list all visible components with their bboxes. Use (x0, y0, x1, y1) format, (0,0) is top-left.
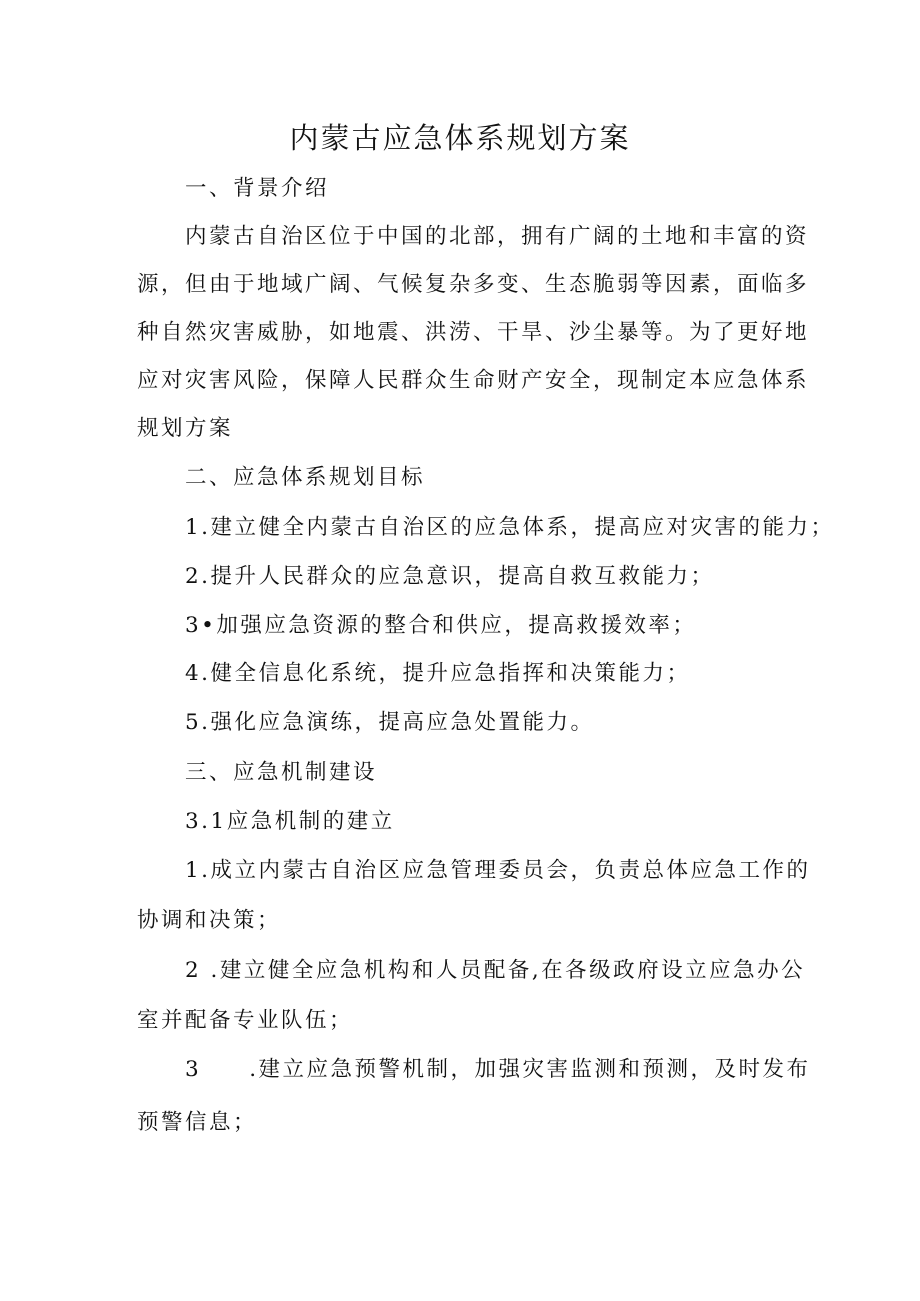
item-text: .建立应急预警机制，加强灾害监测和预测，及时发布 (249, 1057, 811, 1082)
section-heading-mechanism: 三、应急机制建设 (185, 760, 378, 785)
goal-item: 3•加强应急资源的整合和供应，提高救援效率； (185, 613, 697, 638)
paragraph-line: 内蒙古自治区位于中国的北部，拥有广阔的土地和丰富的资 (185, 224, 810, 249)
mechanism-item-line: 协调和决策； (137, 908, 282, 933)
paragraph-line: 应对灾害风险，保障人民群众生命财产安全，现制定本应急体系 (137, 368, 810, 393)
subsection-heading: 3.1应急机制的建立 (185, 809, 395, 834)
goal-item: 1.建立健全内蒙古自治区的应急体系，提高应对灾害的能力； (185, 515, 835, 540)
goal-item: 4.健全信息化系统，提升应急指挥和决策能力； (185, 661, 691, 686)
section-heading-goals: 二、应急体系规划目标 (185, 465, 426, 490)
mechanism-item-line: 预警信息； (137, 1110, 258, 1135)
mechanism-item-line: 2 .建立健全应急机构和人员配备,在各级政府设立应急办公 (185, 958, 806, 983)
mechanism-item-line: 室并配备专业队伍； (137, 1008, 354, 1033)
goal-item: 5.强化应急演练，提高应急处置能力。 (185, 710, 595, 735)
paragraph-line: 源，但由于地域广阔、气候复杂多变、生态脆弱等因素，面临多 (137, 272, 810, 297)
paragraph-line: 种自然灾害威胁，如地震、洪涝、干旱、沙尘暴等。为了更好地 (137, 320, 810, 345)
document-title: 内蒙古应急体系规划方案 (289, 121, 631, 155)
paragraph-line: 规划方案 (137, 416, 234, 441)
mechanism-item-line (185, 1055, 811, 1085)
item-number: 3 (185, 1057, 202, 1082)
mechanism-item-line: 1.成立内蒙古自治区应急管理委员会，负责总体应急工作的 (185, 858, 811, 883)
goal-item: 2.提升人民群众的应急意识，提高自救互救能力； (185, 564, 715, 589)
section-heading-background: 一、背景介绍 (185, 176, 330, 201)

------------------------------------------------------------

Output the lines starting at the one containing "item-text: .建立应急预警机制，加强灾害监测和预测，及时发布 (249, 1057, 811, 1082)" and ending at the one containing "document-title: 内蒙古应急体系规划方案 (289, 121, 631, 155)" as a JSON list of strings, one string per line, with blank lines left out.

[
  "item-text: .建立应急预警机制，加强灾害监测和预测，及时发布 (249, 1057, 811, 1082)",
  "section-heading-mechanism: 三、应急机制建设 (185, 760, 378, 785)",
  "goal-item: 3•加强应急资源的整合和供应，提高救援效率； (185, 613, 697, 638)",
  "paragraph-line: 内蒙古自治区位于中国的北部，拥有广阔的土地和丰富的资 (185, 224, 810, 249)",
  "mechanism-item-line: 协调和决策； (137, 908, 282, 933)",
  "paragraph-line: 应对灾害风险，保障人民群众生命财产安全，现制定本应急体系 (137, 368, 810, 393)",
  "subsection-heading: 3.1应急机制的建立 (185, 809, 395, 834)",
  "goal-item: 1.建立健全内蒙古自治区的应急体系，提高应对灾害的能力； (185, 515, 835, 540)",
  "goal-item: 4.健全信息化系统，提升应急指挥和决策能力； (185, 661, 691, 686)",
  "section-heading-goals: 二、应急体系规划目标 (185, 465, 426, 490)",
  "mechanism-item-line: 预警信息； (137, 1110, 258, 1135)",
  "mechanism-item-line: 2 .建立健全应急机构和人员配备,在各级政府设立应急办公 (185, 958, 806, 983)",
  "mechanism-item-line: 室并配备专业队伍； (137, 1008, 354, 1033)",
  "goal-item: 5.强化应急演练，提高应急处置能力。 (185, 710, 595, 735)",
  "paragraph-line: 源，但由于地域广阔、气候复杂多变、生态脆弱等因素，面临多 (137, 272, 810, 297)",
  "paragraph-line: 种自然灾害威胁，如地震、洪涝、干旱、沙尘暴等。为了更好地 (137, 320, 810, 345)",
  "document-title: 内蒙古应急体系规划方案 (289, 121, 631, 155)"
]